--- Structured figure records ---
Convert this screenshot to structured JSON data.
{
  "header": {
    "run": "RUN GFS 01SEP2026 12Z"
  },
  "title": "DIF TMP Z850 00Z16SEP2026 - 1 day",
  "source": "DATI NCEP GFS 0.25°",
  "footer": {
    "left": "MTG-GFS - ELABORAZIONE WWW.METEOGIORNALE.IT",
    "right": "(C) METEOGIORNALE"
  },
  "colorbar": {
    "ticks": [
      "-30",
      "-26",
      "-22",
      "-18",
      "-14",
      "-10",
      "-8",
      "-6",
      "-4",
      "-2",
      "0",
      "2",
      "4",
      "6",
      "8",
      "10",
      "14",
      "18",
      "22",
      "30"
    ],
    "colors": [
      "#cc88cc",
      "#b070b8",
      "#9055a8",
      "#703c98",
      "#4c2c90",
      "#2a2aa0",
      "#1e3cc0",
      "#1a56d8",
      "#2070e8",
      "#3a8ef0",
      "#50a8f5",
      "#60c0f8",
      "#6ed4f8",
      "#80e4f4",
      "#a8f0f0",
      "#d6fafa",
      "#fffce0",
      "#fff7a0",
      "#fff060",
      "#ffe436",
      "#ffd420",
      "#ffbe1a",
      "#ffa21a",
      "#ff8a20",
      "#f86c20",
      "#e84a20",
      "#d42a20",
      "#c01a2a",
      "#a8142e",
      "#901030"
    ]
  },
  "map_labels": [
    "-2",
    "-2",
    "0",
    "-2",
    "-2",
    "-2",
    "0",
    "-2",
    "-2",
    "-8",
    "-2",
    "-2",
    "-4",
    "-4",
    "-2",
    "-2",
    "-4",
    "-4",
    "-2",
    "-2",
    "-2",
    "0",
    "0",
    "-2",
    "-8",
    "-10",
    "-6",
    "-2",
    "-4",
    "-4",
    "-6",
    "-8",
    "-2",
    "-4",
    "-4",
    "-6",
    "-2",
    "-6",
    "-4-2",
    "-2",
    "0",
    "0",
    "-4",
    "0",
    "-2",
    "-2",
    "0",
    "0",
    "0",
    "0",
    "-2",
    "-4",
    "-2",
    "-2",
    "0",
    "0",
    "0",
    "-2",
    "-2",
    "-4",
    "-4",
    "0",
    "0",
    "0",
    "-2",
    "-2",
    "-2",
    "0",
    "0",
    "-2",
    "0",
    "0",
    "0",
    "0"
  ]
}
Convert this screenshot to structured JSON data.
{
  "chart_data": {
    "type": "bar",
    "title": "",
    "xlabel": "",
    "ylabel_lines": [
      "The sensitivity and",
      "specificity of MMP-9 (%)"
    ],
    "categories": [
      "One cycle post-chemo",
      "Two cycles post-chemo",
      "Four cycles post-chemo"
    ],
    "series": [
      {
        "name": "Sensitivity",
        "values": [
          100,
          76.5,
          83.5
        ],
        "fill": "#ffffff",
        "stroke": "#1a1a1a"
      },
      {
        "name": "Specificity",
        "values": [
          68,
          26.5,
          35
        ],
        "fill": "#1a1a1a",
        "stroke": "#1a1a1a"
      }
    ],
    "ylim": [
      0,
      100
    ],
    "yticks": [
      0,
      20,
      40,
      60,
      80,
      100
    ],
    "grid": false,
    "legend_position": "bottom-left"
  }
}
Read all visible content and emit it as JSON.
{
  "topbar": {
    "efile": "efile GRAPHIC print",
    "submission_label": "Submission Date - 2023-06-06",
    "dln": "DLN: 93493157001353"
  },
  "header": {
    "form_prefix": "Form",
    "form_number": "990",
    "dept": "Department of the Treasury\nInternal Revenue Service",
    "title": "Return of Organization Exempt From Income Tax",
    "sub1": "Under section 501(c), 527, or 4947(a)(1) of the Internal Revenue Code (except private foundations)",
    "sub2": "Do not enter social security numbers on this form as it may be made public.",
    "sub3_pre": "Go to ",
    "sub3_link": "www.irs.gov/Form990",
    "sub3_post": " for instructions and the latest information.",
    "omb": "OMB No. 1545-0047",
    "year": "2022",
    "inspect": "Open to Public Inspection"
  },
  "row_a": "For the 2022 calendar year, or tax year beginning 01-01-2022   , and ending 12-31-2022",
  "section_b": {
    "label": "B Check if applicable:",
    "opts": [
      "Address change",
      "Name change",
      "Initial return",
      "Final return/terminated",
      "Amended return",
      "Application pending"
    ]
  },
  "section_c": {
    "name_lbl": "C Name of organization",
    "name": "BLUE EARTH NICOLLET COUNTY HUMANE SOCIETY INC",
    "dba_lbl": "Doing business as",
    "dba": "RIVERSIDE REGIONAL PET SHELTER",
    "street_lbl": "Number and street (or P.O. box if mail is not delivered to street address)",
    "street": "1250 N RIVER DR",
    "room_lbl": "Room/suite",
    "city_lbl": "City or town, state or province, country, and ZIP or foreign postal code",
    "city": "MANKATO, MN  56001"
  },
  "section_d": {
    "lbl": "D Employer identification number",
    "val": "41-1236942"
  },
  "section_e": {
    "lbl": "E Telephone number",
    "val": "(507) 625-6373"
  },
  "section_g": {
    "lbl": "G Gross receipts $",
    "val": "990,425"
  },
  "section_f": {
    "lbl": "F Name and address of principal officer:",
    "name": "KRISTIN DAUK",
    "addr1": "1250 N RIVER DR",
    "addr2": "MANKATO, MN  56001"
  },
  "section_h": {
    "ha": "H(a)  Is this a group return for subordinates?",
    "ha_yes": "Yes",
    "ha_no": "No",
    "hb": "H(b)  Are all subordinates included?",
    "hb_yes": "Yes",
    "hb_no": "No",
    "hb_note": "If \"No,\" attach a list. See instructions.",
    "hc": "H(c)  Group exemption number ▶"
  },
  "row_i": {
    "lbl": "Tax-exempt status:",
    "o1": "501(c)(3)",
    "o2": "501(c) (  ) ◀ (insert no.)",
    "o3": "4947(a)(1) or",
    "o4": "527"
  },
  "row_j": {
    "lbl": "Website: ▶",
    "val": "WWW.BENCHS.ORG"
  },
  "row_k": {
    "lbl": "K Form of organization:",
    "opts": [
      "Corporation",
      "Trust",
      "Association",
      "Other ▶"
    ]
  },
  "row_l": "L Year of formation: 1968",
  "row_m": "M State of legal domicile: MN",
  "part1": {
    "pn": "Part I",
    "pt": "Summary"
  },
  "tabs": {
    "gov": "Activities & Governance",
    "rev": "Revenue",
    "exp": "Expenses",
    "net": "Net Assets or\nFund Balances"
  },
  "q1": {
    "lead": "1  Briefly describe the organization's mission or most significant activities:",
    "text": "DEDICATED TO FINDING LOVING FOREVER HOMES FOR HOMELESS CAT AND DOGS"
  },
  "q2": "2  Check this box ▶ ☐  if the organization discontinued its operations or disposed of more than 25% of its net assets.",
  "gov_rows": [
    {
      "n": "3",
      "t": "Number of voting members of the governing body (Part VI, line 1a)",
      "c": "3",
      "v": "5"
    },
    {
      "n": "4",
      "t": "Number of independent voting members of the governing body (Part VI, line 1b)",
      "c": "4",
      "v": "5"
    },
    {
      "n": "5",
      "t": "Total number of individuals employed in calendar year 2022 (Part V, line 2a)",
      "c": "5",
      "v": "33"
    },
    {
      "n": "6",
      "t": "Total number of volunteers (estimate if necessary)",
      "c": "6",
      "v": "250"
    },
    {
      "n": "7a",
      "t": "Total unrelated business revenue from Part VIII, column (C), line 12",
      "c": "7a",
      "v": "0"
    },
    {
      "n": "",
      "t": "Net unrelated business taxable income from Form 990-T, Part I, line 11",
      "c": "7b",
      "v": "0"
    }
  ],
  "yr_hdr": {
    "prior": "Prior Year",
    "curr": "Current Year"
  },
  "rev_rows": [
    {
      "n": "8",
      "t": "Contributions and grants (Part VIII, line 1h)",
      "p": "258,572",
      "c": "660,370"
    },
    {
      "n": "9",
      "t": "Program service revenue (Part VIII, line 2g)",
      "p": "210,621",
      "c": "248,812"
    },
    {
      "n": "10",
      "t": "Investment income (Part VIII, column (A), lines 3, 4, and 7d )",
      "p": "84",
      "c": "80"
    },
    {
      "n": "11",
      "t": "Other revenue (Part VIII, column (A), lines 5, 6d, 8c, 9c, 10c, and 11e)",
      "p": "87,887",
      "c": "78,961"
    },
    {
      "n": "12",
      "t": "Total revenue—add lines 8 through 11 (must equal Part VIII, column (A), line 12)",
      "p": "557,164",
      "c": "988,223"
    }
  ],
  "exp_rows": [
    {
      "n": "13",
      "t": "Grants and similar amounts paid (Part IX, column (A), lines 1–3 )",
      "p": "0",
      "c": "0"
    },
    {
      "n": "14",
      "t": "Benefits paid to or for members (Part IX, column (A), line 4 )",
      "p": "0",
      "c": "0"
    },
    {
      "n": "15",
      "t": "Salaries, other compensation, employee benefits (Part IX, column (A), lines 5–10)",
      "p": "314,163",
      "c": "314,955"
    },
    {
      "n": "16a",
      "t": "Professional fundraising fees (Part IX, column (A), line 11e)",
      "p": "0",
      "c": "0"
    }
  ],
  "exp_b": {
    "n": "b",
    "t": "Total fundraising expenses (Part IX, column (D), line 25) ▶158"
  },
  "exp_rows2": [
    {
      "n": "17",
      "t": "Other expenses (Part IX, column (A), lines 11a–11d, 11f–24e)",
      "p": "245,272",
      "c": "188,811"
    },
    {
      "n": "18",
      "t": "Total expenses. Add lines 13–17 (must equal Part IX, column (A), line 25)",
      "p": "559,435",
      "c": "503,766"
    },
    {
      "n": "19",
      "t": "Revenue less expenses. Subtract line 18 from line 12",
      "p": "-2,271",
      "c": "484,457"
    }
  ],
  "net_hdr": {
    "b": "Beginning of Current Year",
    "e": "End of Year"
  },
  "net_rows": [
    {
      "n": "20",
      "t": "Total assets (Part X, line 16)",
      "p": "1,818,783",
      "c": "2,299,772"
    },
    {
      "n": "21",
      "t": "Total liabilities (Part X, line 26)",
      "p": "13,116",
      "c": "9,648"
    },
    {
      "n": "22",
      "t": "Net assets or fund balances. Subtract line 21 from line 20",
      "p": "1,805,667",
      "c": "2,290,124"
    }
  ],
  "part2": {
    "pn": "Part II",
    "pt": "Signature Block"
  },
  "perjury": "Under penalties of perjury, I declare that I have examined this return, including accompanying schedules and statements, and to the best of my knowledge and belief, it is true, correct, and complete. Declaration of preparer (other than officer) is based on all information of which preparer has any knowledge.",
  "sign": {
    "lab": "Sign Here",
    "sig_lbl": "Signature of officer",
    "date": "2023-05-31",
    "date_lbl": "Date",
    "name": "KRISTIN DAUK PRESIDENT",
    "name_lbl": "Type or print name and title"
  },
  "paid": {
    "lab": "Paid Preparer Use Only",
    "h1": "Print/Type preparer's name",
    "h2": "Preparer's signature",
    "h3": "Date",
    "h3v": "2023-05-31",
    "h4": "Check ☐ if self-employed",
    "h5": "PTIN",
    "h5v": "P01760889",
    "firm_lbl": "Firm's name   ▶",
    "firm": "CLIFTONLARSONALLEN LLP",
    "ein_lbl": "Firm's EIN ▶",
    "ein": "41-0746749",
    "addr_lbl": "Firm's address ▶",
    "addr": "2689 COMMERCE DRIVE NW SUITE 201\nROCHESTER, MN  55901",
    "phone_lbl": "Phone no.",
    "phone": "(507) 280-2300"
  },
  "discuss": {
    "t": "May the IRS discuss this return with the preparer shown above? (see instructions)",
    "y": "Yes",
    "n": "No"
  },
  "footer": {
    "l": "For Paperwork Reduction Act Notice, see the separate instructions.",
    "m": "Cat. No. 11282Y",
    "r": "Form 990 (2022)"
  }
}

--- INSTRUCTIONS FOR THE TASK ---
Show every line of the records above that contains the word "business".

--- TASK RESULT ---
    "dba_lbl": "Doing business as",
      "t": "Total unrelated business revenue from Part VIII, column (C), line 12",
      "t": "Net unrelated business taxable income from Form 990-T, Part I, line 11",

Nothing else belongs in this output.